The records below must be written out exactly, with every picture left behind.

[Collected data]
★ ★ ★ ★
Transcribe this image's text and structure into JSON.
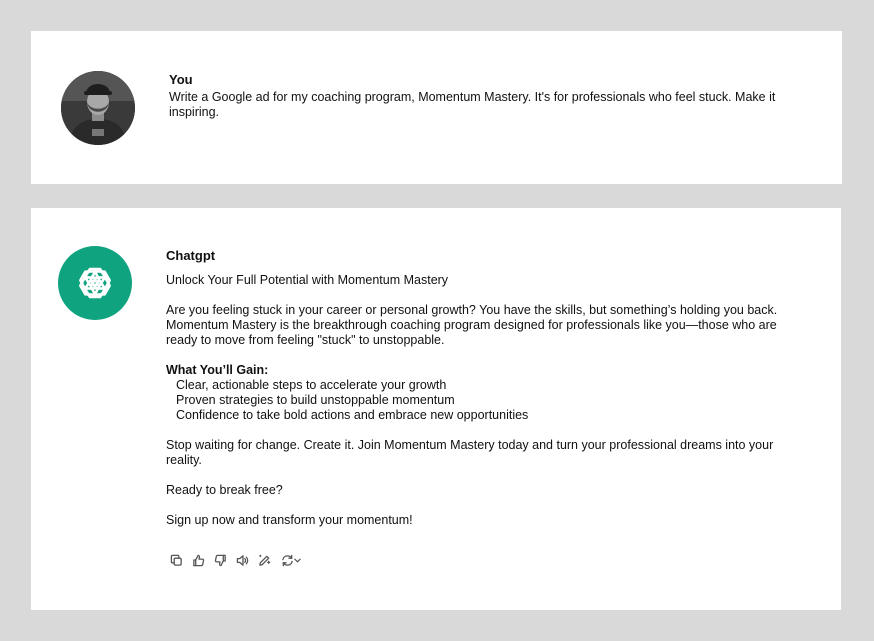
{
  "user_message": {
    "author": "You",
    "text": "Write a Google ad for my coaching program, Momentum Mastery. It's for professionals who feel stuck. Make it inspiring."
  },
  "assistant_message": {
    "author": "Chatgpt",
    "headline": "Unlock Your Full Potential with Momentum Mastery",
    "intro": "Are you feeling stuck in your career or personal growth? You have the skills, but something’s holding you back. Momentum Mastery is the breakthrough coaching program designed for professionals like you—those who are ready to move from feeling \"stuck\" to unstoppable.",
    "gain_heading": "What You’ll Gain:",
    "gains": [
      "Clear, actionable steps to accelerate your growth",
      "Proven strategies to build unstoppable momentum",
      "Confidence to take bold actions and embrace new opportunities"
    ],
    "cta_1": "Stop waiting for change. Create it. Join Momentum Mastery today and turn your professional dreams into your reality.",
    "cta_2": "Ready to break free?",
    "cta_3": "Sign up now and transform your momentum!"
  },
  "actions": [
    {
      "icon": "copy-icon"
    },
    {
      "icon": "thumbs-up-icon"
    },
    {
      "icon": "thumbs-down-icon"
    },
    {
      "icon": "read-aloud-icon"
    },
    {
      "icon": "edit-icon"
    },
    {
      "icon": "regenerate-icon"
    }
  ],
  "colors": {
    "background": "#d9d9d9",
    "card": "#ffffff",
    "chatgpt_brand": "#10a37f",
    "icon": "#555555"
  }
}
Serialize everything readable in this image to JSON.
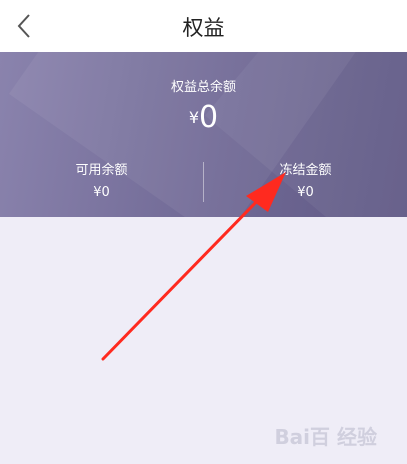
{
  "header": {
    "title": "权益"
  },
  "summary": {
    "total_label": "权益总余额",
    "total_currency": "¥",
    "total_value": "0",
    "available_label": "可用余额",
    "available_value": "¥0",
    "frozen_label": "冻结金额",
    "frozen_value": "¥0"
  },
  "icons": {
    "back": "chevron-left-icon"
  },
  "colors": {
    "card_gradient_start": "#8a83ad",
    "card_gradient_end": "#605985",
    "page_background": "#efedf7",
    "annotation_arrow": "#ff2a1f"
  },
  "watermark": {
    "text": "Bai百 经验"
  }
}
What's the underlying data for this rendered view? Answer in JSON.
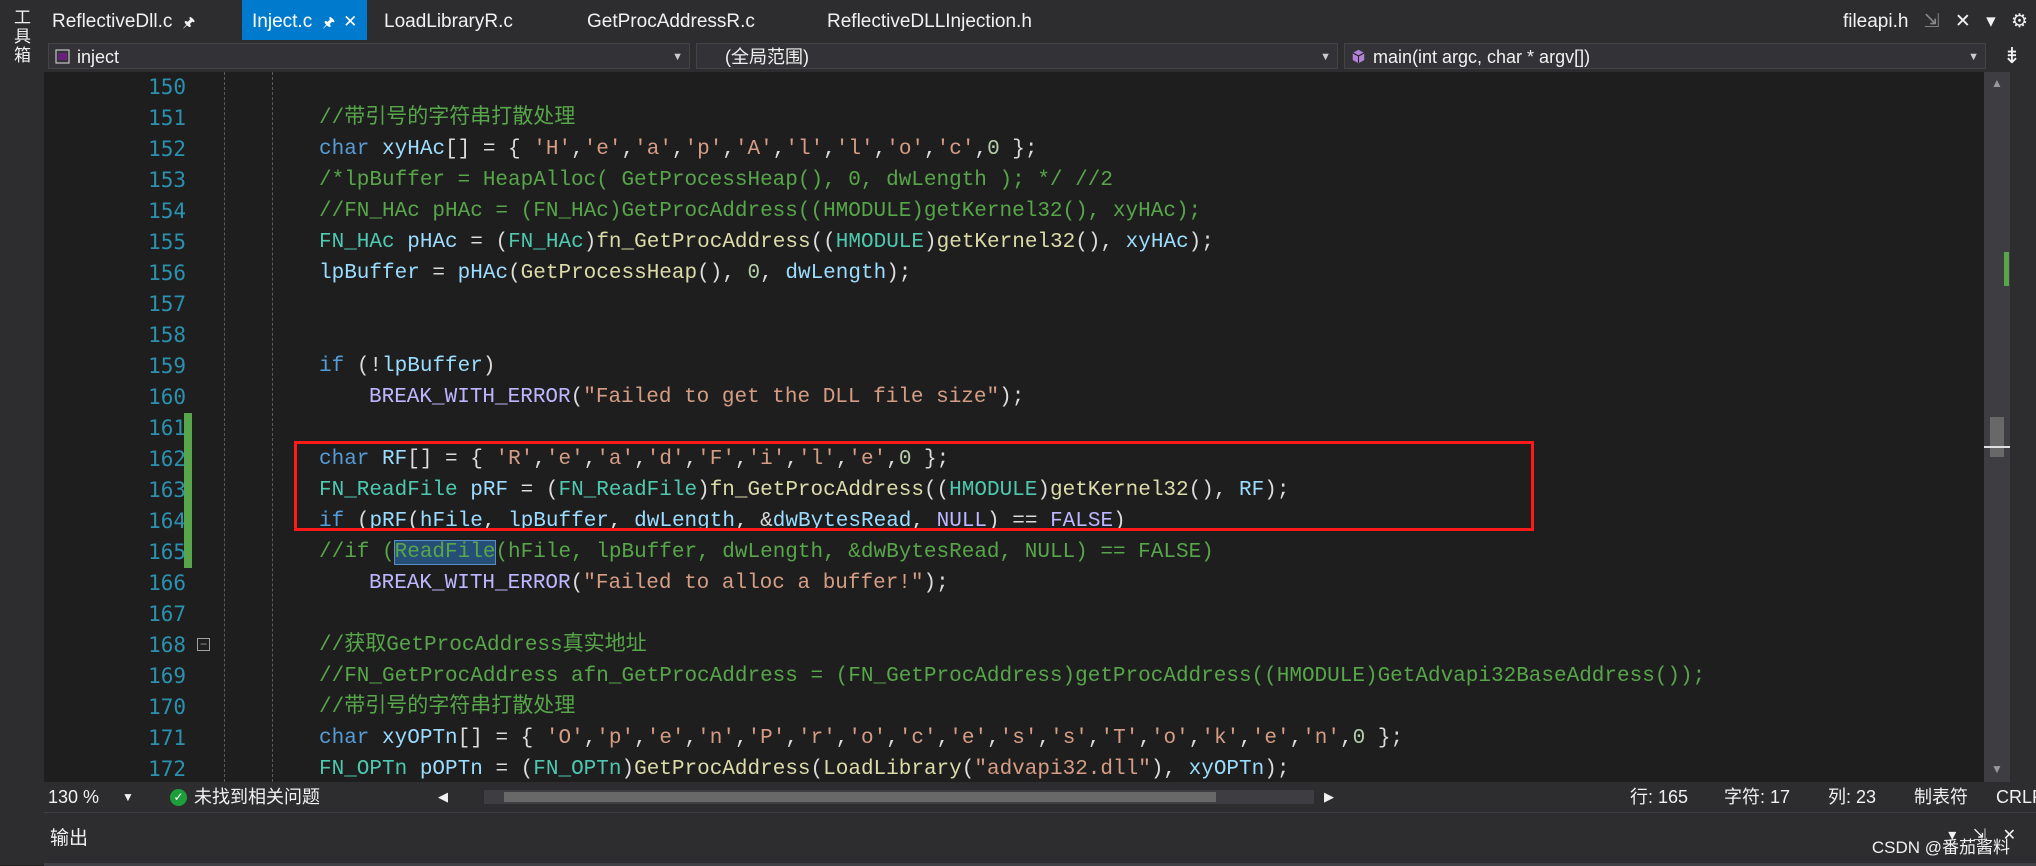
{
  "toolbox": {
    "label": "工具箱"
  },
  "tabs": [
    {
      "label": "ReflectiveDll.c",
      "pinned": true,
      "active": false
    },
    {
      "label": "Inject.c",
      "pinned": true,
      "active": true
    },
    {
      "label": "LoadLibraryR.c",
      "pinned": false,
      "active": false
    },
    {
      "label": "GetProcAddressR.c",
      "pinned": false,
      "active": false
    },
    {
      "label": "ReflectiveDLLInjection.h",
      "pinned": false,
      "active": false
    }
  ],
  "preview_tab": {
    "label": "fileapi.h"
  },
  "navbar": {
    "project": "inject",
    "scope": "(全局范围)",
    "member": "main(int argc, char * argv[])"
  },
  "code_lines": [
    {
      "n": "150",
      "text": ""
    },
    {
      "n": "151",
      "text": "//带引号的字符串打散处理"
    },
    {
      "n": "152",
      "text": "char xyHAc[] = { 'H','e','a','p','A','l','l','o','c',0 };"
    },
    {
      "n": "153",
      "text": "/*lpBuffer = HeapAlloc( GetProcessHeap(), 0, dwLength ); */ //2"
    },
    {
      "n": "154",
      "text": "//FN_HAc pHAc = (FN_HAc)GetProcAddress((HMODULE)getKernel32(), xyHAc);"
    },
    {
      "n": "155",
      "text": "FN_HAc pHAc = (FN_HAc)fn_GetProcAddress((HMODULE)getKernel32(), xyHAc);"
    },
    {
      "n": "156",
      "text": "lpBuffer = pHAc(GetProcessHeap(), 0, dwLength);"
    },
    {
      "n": "157",
      "text": ""
    },
    {
      "n": "158",
      "text": ""
    },
    {
      "n": "159",
      "text": "if (!lpBuffer)"
    },
    {
      "n": "160",
      "text": "BREAK_WITH_ERROR(\"Failed to get the DLL file size\");"
    },
    {
      "n": "161",
      "text": ""
    },
    {
      "n": "162",
      "text": "char RF[] = { 'R','e','a','d','F','i','l','e',0 };"
    },
    {
      "n": "163",
      "text": "FN_ReadFile pRF = (FN_ReadFile)fn_GetProcAddress((HMODULE)getKernel32(), RF);"
    },
    {
      "n": "164",
      "text": "if (pRF(hFile, lpBuffer, dwLength, &dwBytesRead, NULL) == FALSE)"
    },
    {
      "n": "165",
      "text": "//if (ReadFile(hFile, lpBuffer, dwLength, &dwBytesRead, NULL) == FALSE)"
    },
    {
      "n": "166",
      "text": "BREAK_WITH_ERROR(\"Failed to alloc a buffer!\");"
    },
    {
      "n": "167",
      "text": ""
    },
    {
      "n": "168",
      "text": "//获取GetProcAddress真实地址"
    },
    {
      "n": "169",
      "text": "//FN_GetProcAddress afn_GetProcAddress = (FN_GetProcAddress)getProcAddress((HMODULE)GetAdvapi32BaseAddress());"
    },
    {
      "n": "170",
      "text": "//带引号的字符串打散处理"
    },
    {
      "n": "171",
      "text": "char xyOPTn[] = { 'O','p','e','n','P','r','o','c','e','s','s','T','o','k','e','n',0 };"
    },
    {
      "n": "172",
      "text": "FN_OPTn pOPTn = (FN_OPTn)GetProcAddress(LoadLibrary(\"advapi32.dll\"), xyOPTn);"
    }
  ],
  "status": {
    "zoom": "130 %",
    "issues": "未找到相关问题",
    "line": "行: 165",
    "char": "字符: 17",
    "col": "列: 23",
    "indent": "制表符",
    "eol": "CRLF"
  },
  "output_panel": {
    "title": "输出"
  },
  "watermark": "CSDN @番茄酱料",
  "colors": {
    "accent": "#007acc",
    "highlight_box": "#ff1a1a",
    "comment": "#57a64a",
    "keyword": "#569cd6",
    "line_number": "#2b91af"
  }
}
★ ★ ★ ★
SOLUTION FOR THIS PROBLEM
Transcribe this image's text and structure into JSON.
{
  "user_message": {
    "author": "You",
    "text": "Write a Google ad for my coaching program, Momentum Mastery. It's for professionals who feel stuck. Make it inspiring."
  },
  "assistant_message": {
    "author": "Chatgpt",
    "headline": "Unlock Your Full Potential with Momentum Mastery",
    "intro": "Are you feeling stuck in your career or personal growth? You have the skills, but something’s holding you back. Momentum Mastery is the breakthrough coaching program designed for professionals like you—those who are ready to move from feeling \"stuck\" to unstoppable.",
    "gain_heading": "What You’ll Gain:",
    "gains": [
      "Clear, actionable steps to accelerate your growth",
      "Proven strategies to build unstoppable momentum",
      "Confidence to take bold actions and embrace new opportunities"
    ],
    "cta_1": "Stop waiting for change. Create it. Join Momentum Mastery today and turn your professional dreams into your reality.",
    "cta_2": "Ready to break free?",
    "cta_3": "Sign up now and transform your momentum!"
  },
  "actions": [
    {
      "icon": "copy-icon"
    },
    {
      "icon": "thumbs-up-icon"
    },
    {
      "icon": "thumbs-down-icon"
    },
    {
      "icon": "read-aloud-icon"
    },
    {
      "icon": "edit-icon"
    },
    {
      "icon": "regenerate-icon"
    }
  ],
  "colors": {
    "background": "#d9d9d9",
    "card": "#ffffff",
    "chatgpt_brand": "#10a37f",
    "icon": "#555555"
  }
}
Serialize everything readable in this image to JSON.
{
  "header": {
    "title": "权益"
  },
  "summary": {
    "total_label": "权益总余额",
    "total_currency": "¥",
    "total_value": "0",
    "available_label": "可用余额",
    "available_value": "¥0",
    "frozen_label": "冻结金额",
    "frozen_value": "¥0"
  },
  "icons": {
    "back": "chevron-left-icon"
  },
  "colors": {
    "card_gradient_start": "#8a83ad",
    "card_gradient_end": "#605985",
    "page_background": "#efedf7",
    "annotation_arrow": "#ff2a1f"
  },
  "watermark": {
    "text": "Bai百 经验"
  }
}
What's the underlying data for this rendered view? Answer in JSON.
{
  "toolbox": {
    "label": "工具箱"
  },
  "tabs": [
    {
      "label": "ReflectiveDll.c",
      "pinned": true,
      "active": false
    },
    {
      "label": "Inject.c",
      "pinned": true,
      "active": true
    },
    {
      "label": "LoadLibraryR.c",
      "pinned": false,
      "active": false
    },
    {
      "label": "GetProcAddressR.c",
      "pinned": false,
      "active": false
    },
    {
      "label": "ReflectiveDLLInjection.h",
      "pinned": false,
      "active": false
    }
  ],
  "preview_tab": {
    "label": "fileapi.h"
  },
  "navbar": {
    "project": "inject",
    "scope": "(全局范围)",
    "member": "main(int argc, char * argv[])"
  },
  "code_lines": [
    {
      "n": "150",
      "text": ""
    },
    {
      "n": "151",
      "text": "//带引号的字符串打散处理"
    },
    {
      "n": "152",
      "text": "char xyHAc[] = { 'H','e','a','p','A','l','l','o','c',0 };"
    },
    {
      "n": "153",
      "text": "/*lpBuffer = HeapAlloc( GetProcessHeap(), 0, dwLength ); */ //2"
    },
    {
      "n": "154",
      "text": "//FN_HAc pHAc = (FN_HAc)GetProcAddress((HMODULE)getKernel32(), xyHAc);"
    },
    {
      "n": "155",
      "text": "FN_HAc pHAc = (FN_HAc)fn_GetProcAddress((HMODULE)getKernel32(), xyHAc);"
    },
    {
      "n": "156",
      "text": "lpBuffer = pHAc(GetProcessHeap(), 0, dwLength);"
    },
    {
      "n": "157",
      "text": ""
    },
    {
      "n": "158",
      "text": ""
    },
    {
      "n": "159",
      "text": "if (!lpBuffer)"
    },
    {
      "n": "160",
      "text": "BREAK_WITH_ERROR(\"Failed to get the DLL file size\");"
    },
    {
      "n": "161",
      "text": ""
    },
    {
      "n": "162",
      "text": "char RF[] = { 'R','e','a','d','F','i','l','e',0 };"
    },
    {
      "n": "163",
      "text": "FN_ReadFile pRF = (FN_ReadFile)fn_GetProcAddress((HMODULE)getKernel32(), RF);"
    },
    {
      "n": "164",
      "text": "if (pRF(hFile, lpBuffer, dwLength, &dwBytesRead, NULL) == FALSE)"
    },
    {
      "n": "165",
      "text": "//if (ReadFile(hFile, lpBuffer, dwLength, &dwBytesRead, NULL) == FALSE)"
    },
    {
      "n": "166",
      "text": "BREAK_WITH_ERROR(\"Failed to alloc a buffer!\");"
    },
    {
      "n": "167",
      "text": ""
    },
    {
      "n": "168",
      "text": "//获取GetProcAddress真实地址"
    },
    {
      "n": "169",
      "text": "//FN_GetProcAddress afn_GetProcAddress = (FN_GetProcAddress)getProcAddress((HMODULE)GetAdvapi32BaseAddress());"
    },
    {
      "n": "170",
      "text": "//带引号的字符串打散处理"
    },
    {
      "n": "171",
      "text": "char xyOPTn[] = { 'O','p','e','n','P','r','o','c','e','s','s','T','o','k','e','n',0 };"
    },
    {
      "n": "172",
      "text": "FN_OPTn pOPTn = (FN_OPTn)GetProcAddress(LoadLibrary(\"advapi32.dll\"), xyOPTn);"
    }
  ],
  "status": {
    "zoom": "130 %",
    "issues": "未找到相关问题",
    "line": "行: 165",
    "char": "字符: 17",
    "col": "列: 23",
    "indent": "制表符",
    "eol": "CRLF"
  },
  "output_panel": {
    "title": "输出"
  },
  "watermark": "CSDN @番茄酱料",
  "colors": {
    "accent": "#007acc",
    "highlight_box": "#ff1a1a",
    "comment": "#57a64a",
    "keyword": "#569cd6",
    "line_number": "#2b91af"
  }
}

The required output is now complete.